**TO BE DONE**
Each line that holds the string "Processamento" counts once; say how many such lines there are and add nothing.

Data excerpts:
.....
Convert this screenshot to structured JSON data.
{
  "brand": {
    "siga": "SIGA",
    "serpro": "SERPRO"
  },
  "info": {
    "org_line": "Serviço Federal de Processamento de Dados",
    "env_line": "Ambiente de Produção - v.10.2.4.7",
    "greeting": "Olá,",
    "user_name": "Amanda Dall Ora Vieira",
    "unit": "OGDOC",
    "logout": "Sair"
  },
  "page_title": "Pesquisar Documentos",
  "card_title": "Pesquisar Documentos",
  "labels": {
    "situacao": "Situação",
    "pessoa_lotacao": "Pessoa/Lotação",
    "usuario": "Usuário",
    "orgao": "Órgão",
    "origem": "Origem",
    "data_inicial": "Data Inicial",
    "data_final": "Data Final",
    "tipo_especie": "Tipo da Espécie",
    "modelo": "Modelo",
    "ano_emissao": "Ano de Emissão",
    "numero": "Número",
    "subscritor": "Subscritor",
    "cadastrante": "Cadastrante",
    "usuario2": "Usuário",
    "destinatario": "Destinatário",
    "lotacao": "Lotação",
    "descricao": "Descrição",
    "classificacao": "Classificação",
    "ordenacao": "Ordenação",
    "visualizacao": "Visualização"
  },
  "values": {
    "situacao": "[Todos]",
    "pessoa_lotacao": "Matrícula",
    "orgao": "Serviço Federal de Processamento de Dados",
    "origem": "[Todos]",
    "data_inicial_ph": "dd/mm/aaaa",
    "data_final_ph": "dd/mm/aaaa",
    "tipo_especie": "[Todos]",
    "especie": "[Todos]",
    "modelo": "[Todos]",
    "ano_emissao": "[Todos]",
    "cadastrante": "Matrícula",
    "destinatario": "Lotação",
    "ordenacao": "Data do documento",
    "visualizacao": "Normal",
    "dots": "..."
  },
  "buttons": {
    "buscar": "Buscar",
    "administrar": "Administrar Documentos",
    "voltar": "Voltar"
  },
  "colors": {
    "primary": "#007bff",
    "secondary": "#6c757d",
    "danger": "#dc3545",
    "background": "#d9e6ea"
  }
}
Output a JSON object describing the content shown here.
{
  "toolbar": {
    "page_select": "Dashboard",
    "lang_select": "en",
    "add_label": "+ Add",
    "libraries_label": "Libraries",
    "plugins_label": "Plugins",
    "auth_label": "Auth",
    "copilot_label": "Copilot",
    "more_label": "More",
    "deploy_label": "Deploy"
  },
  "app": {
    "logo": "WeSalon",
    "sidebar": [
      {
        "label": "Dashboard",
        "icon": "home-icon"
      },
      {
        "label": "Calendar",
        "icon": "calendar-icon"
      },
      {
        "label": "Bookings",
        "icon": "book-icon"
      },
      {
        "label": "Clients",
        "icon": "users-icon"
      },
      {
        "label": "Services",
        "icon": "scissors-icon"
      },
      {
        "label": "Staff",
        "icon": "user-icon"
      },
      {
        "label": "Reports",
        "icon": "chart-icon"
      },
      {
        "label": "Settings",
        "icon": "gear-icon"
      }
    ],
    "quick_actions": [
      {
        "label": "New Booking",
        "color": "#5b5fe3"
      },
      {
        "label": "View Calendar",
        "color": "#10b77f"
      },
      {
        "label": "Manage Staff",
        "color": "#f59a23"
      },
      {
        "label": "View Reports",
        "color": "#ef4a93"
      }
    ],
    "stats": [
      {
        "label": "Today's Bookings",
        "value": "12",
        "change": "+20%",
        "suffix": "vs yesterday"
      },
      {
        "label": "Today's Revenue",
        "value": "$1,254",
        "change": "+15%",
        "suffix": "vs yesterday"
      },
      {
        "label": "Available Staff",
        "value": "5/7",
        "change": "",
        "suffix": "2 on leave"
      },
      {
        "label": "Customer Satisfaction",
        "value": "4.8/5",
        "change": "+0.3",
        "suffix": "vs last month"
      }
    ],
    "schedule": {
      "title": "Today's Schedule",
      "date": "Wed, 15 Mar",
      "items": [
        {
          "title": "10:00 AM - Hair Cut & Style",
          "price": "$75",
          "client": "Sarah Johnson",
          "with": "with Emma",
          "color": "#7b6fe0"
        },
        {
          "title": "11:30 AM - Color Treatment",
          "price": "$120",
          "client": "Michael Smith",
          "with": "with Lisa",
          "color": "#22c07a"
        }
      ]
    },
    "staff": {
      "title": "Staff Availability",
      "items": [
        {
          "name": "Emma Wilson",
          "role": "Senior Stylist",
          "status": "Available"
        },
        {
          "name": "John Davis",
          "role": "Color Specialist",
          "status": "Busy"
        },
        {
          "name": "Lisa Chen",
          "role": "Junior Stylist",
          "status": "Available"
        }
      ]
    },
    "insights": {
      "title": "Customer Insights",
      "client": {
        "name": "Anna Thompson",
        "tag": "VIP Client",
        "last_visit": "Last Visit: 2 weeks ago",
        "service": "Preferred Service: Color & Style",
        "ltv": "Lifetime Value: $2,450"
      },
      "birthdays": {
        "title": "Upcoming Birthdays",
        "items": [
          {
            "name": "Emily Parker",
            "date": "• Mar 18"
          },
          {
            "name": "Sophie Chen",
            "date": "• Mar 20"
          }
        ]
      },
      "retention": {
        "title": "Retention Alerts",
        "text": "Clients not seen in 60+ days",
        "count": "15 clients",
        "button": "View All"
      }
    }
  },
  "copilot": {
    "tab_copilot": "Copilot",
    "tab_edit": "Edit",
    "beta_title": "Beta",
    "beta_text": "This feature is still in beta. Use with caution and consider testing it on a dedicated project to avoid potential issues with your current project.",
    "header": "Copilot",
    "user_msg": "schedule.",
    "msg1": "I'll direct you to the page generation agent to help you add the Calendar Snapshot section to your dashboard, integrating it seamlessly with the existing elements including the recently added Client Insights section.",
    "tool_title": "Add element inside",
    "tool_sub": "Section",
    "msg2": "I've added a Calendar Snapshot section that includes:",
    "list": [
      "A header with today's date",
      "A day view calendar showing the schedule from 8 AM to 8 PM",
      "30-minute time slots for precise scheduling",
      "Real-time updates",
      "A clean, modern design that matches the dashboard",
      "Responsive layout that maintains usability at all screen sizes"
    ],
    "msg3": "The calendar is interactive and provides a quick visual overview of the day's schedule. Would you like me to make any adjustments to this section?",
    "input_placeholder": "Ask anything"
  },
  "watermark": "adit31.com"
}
.....
**FULL ANSWER**
2